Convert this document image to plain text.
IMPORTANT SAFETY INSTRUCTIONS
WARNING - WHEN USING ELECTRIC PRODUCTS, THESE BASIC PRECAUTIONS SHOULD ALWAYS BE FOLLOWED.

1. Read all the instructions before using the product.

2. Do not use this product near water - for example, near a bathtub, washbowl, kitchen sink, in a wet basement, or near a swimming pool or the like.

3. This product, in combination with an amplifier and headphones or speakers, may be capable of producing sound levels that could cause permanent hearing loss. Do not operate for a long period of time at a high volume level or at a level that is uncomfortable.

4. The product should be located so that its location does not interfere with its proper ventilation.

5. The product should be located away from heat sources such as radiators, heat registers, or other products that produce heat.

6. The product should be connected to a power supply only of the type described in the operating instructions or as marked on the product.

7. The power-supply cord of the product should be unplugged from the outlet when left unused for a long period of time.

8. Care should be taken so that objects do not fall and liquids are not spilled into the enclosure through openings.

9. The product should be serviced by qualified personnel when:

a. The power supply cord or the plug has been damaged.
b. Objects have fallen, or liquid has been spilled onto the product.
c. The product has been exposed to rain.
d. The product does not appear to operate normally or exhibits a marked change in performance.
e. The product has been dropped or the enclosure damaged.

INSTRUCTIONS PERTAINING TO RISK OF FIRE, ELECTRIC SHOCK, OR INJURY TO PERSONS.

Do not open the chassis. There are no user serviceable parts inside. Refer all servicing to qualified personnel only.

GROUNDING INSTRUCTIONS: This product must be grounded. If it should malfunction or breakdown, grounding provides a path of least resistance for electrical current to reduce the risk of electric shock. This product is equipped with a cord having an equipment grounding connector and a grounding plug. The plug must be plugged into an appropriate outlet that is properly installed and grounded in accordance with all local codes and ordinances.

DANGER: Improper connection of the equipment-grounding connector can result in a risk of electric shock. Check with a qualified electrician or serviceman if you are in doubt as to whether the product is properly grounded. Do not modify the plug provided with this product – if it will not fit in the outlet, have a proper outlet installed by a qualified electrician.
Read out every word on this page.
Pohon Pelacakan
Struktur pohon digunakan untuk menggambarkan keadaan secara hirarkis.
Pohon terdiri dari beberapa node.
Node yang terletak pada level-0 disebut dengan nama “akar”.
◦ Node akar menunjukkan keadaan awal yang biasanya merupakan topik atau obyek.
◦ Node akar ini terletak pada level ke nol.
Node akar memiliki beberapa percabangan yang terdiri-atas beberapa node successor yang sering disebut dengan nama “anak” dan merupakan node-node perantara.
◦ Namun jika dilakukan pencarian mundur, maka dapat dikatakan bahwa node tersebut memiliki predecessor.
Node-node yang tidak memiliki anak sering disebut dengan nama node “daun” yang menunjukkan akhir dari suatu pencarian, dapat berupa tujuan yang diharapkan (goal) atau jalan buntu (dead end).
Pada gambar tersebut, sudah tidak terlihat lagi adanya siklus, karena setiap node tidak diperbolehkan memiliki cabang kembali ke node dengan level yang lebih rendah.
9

== == ==

- Required task:
Only the lines from the one containing "Read out every word on this page." to the end of the data should be printed, exactly as they stand.

- The completed task:
Read out every word on this page.
Pohon Pelacakan
Struktur pohon digunakan untuk menggambarkan keadaan secara hirarkis.
Pohon terdiri dari beberapa node.
Node yang terletak pada level-0 disebut dengan nama “akar”.
◦ Node akar menunjukkan keadaan awal yang biasanya merupakan topik atau obyek.
◦ Node akar ini terletak pada level ke nol.
Node akar memiliki beberapa percabangan yang terdiri-atas beberapa node successor yang sering disebut dengan nama “anak” dan merupakan node-node perantara.
◦ Namun jika dilakukan pencarian mundur, maka dapat dikatakan bahwa node tersebut memiliki predecessor.
Node-node yang tidak memiliki anak sering disebut dengan nama node “daun” yang menunjukkan akhir dari suatu pencarian, dapat berupa tujuan yang diharapkan (goal) atau jalan buntu (dead end).
Pada gambar tersebut, sudah tidak terlihat lagi adanya siklus, karena setiap node tidak diperbolehkan memiliki cabang kembali ke node dengan level yang lebih rendah.
9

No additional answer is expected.